Material for this exercise:
· · · · · · ·
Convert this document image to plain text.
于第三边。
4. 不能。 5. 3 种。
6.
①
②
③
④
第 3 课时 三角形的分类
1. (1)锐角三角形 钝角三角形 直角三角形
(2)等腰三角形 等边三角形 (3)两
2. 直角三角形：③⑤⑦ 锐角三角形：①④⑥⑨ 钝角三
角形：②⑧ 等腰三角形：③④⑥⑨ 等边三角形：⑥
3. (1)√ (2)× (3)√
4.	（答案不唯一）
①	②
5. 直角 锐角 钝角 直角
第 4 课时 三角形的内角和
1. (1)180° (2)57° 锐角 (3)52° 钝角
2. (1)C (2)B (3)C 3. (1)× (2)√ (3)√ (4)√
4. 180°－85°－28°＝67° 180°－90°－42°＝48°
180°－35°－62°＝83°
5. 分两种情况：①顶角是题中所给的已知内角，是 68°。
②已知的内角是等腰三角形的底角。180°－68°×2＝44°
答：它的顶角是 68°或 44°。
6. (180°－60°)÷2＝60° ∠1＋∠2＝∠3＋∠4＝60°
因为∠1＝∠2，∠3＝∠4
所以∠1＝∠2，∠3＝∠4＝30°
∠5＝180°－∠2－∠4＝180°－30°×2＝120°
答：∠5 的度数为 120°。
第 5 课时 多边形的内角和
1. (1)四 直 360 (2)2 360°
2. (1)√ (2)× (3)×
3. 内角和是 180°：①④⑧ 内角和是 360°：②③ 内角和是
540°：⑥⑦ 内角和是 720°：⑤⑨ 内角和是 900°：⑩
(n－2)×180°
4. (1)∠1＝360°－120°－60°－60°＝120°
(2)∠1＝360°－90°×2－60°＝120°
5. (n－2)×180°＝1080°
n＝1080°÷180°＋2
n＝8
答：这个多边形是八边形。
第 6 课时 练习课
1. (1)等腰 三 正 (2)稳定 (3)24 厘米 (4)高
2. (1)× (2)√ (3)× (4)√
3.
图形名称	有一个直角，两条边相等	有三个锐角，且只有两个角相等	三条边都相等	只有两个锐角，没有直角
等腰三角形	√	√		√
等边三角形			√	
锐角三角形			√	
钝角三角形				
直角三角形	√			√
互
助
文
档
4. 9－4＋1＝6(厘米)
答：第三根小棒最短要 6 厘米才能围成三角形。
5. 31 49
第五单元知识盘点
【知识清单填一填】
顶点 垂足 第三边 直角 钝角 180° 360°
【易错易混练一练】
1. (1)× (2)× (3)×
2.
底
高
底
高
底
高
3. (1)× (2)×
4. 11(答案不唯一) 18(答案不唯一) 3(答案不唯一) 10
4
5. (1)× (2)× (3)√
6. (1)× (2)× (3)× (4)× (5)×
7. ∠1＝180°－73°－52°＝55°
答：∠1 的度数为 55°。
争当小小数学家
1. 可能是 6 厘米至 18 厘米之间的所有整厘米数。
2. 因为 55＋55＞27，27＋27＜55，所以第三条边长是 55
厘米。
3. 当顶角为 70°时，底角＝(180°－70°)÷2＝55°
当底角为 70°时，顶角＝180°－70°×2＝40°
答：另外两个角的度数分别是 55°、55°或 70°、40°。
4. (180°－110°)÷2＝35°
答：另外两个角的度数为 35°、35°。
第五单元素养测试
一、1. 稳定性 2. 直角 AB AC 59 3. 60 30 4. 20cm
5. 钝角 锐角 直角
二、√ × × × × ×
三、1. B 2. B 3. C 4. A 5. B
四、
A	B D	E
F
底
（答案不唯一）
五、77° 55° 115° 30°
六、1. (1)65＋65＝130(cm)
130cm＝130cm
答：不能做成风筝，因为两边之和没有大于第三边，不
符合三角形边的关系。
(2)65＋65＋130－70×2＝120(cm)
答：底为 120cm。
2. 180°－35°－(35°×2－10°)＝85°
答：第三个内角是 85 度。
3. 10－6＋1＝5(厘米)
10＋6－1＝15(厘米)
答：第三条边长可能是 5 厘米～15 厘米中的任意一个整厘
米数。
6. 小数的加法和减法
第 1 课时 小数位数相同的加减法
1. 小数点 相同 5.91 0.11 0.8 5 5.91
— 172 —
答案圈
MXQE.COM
· · · · · · ·
Set task: Write the data out again in full and exactly.

Right answer:
Convert this document image to plain text.
于第三边。
4. 不能。 5. 3 种。
6.
①
②
③
④
第 3 课时 三角形的分类
1. (1)锐角三角形 钝角三角形 直角三角形
(2)等腰三角形 等边三角形 (3)两
2. 直角三角形：③⑤⑦ 锐角三角形：①④⑥⑨ 钝角三
角形：②⑧ 等腰三角形：③④⑥⑨ 等边三角形：⑥
3. (1)√ (2)× (3)√
4.	（答案不唯一）
①	②
5. 直角 锐角 钝角 直角
第 4 课时 三角形的内角和
1. (1)180° (2)57° 锐角 (3)52° 钝角
2. (1)C (2)B (3)C 3. (1)× (2)√ (3)√ (4)√
4. 180°－85°－28°＝67° 180°－90°－42°＝48°
180°－35°－62°＝83°
5. 分两种情况：①顶角是题中所给的已知内角，是 68°。
②已知的内角是等腰三角形的底角。180°－68°×2＝44°
答：它的顶角是 68°或 44°。
6. (180°－60°)÷2＝60° ∠1＋∠2＝∠3＋∠4＝60°
因为∠1＝∠2，∠3＝∠4
所以∠1＝∠2，∠3＝∠4＝30°
∠5＝180°－∠2－∠4＝180°－30°×2＝120°
答：∠5 的度数为 120°。
第 5 课时 多边形的内角和
1. (1)四 直 360 (2)2 360°
2. (1)√ (2)× (3)×
3. 内角和是 180°：①④⑧ 内角和是 360°：②③ 内角和是
540°：⑥⑦ 内角和是 720°：⑤⑨ 内角和是 900°：⑩
(n－2)×180°
4. (1)∠1＝360°－120°－60°－60°＝120°
(2)∠1＝360°－90°×2－60°＝120°
5. (n－2)×180°＝1080°
n＝1080°÷180°＋2
n＝8
答：这个多边形是八边形。
第 6 课时 练习课
1. (1)等腰 三 正 (2)稳定 (3)24 厘米 (4)高
2. (1)× (2)√ (3)× (4)√
3.
图形名称	有一个直角，两条边相等	有三个锐角，且只有两个角相等	三条边都相等	只有两个锐角，没有直角
等腰三角形	√	√		√
等边三角形			√	
锐角三角形			√	
钝角三角形				
直角三角形	√			√
互
助
文
档
4. 9－4＋1＝6(厘米)
答：第三根小棒最短要 6 厘米才能围成三角形。
5. 31 49
第五单元知识盘点
【知识清单填一填】
顶点 垂足 第三边 直角 钝角 180° 360°
【易错易混练一练】
1. (1)× (2)× (3)×
2.
底
高
底
高
底
高
3. (1)× (2)×
4. 11(答案不唯一) 18(答案不唯一) 3(答案不唯一) 10
4
5. (1)× (2)× (3)√
6. (1)× (2)× (3)× (4)× (5)×
7. ∠1＝180°－73°－52°＝55°
答：∠1 的度数为 55°。
争当小小数学家
1. 可能是 6 厘米至 18 厘米之间的所有整厘米数。
2. 因为 55＋55＞27，27＋27＜55，所以第三条边长是 55
厘米。
3. 当顶角为 70°时，底角＝(180°－70°)÷2＝55°
当底角为 70°时，顶角＝180°－70°×2＝40°
答：另外两个角的度数分别是 55°、55°或 70°、40°。
4. (180°－110°)÷2＝35°
答：另外两个角的度数为 35°、35°。
第五单元素养测试
一、1. 稳定性 2. 直角 AB AC 59 3. 60 30 4. 20cm
5. 钝角 锐角 直角
二、√ × × × × ×
三、1. B 2. B 3. C 4. A 5. B
四、
A	B D	E
F
底
（答案不唯一）
五、77° 55° 115° 30°
六、1. (1)65＋65＝130(cm)
130cm＝130cm
答：不能做成风筝，因为两边之和没有大于第三边，不
符合三角形边的关系。
(2)65＋65＋130－70×2＝120(cm)
答：底为 120cm。
2. 180°－35°－(35°×2－10°)＝85°
答：第三个内角是 85 度。
3. 10－6＋1＝5(厘米)
10＋6－1＝15(厘米)
答：第三条边长可能是 5 厘米～15 厘米中的任意一个整厘
米数。
6. 小数的加法和减法
第 1 课时 小数位数相同的加减法
1. 小数点 相同 5.91 0.11 0.8 5 5.91
— 172 —
答案圈
MXQE.COM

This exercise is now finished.